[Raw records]
╭──

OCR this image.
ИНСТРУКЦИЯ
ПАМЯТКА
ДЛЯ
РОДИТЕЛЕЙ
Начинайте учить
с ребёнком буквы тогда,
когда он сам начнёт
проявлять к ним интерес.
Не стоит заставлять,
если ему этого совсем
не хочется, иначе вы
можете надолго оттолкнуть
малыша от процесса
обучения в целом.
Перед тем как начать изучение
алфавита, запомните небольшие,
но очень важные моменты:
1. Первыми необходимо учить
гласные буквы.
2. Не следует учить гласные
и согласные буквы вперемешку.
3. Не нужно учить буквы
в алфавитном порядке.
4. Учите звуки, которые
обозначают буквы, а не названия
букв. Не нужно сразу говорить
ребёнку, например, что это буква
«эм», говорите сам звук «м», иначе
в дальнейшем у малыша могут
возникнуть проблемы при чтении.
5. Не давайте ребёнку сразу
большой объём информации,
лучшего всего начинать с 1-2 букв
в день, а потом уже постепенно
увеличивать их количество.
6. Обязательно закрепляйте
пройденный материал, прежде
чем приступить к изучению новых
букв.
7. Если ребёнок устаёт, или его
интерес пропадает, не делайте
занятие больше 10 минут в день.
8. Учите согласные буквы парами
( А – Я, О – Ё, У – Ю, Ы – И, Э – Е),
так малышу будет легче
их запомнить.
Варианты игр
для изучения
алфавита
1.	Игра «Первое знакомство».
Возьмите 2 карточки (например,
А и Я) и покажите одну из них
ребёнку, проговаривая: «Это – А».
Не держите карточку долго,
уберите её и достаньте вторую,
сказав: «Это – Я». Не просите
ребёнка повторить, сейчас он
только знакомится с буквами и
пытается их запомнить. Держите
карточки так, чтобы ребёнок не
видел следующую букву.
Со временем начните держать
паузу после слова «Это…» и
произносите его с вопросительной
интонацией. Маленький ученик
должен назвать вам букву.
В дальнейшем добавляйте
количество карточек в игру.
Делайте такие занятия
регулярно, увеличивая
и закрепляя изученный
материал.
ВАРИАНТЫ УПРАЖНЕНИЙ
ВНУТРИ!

╰──
╭──

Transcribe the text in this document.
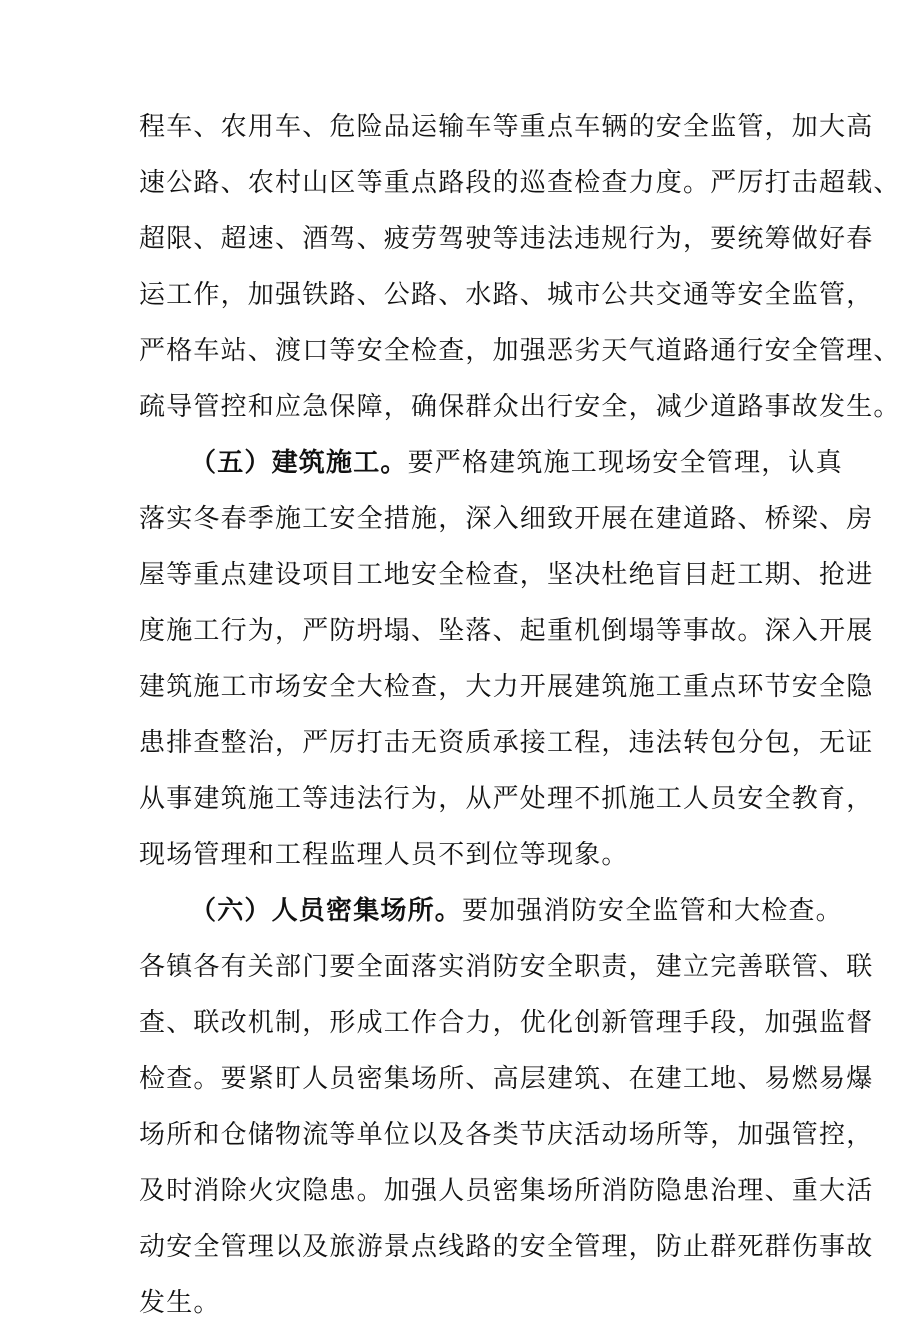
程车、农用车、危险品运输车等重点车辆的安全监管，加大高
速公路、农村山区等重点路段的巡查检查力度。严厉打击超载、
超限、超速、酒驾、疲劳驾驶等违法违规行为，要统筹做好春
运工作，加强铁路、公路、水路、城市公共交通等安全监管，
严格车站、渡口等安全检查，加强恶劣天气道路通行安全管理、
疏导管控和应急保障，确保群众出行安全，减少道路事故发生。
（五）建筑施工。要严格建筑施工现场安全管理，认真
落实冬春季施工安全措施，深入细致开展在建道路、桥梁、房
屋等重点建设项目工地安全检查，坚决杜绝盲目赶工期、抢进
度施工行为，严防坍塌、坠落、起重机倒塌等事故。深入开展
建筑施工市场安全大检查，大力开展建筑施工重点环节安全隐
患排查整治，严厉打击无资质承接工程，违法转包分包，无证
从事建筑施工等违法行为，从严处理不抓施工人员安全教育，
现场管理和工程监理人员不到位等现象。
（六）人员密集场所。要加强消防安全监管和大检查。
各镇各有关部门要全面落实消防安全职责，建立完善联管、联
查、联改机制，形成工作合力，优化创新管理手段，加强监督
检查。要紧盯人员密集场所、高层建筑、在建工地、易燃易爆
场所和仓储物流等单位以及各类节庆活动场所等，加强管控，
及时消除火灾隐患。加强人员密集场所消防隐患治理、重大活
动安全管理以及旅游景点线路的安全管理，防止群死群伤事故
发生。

╰──

Count the lines in the entries that hold the word "например", and give nothing but the total.

▶ **Task response**: 2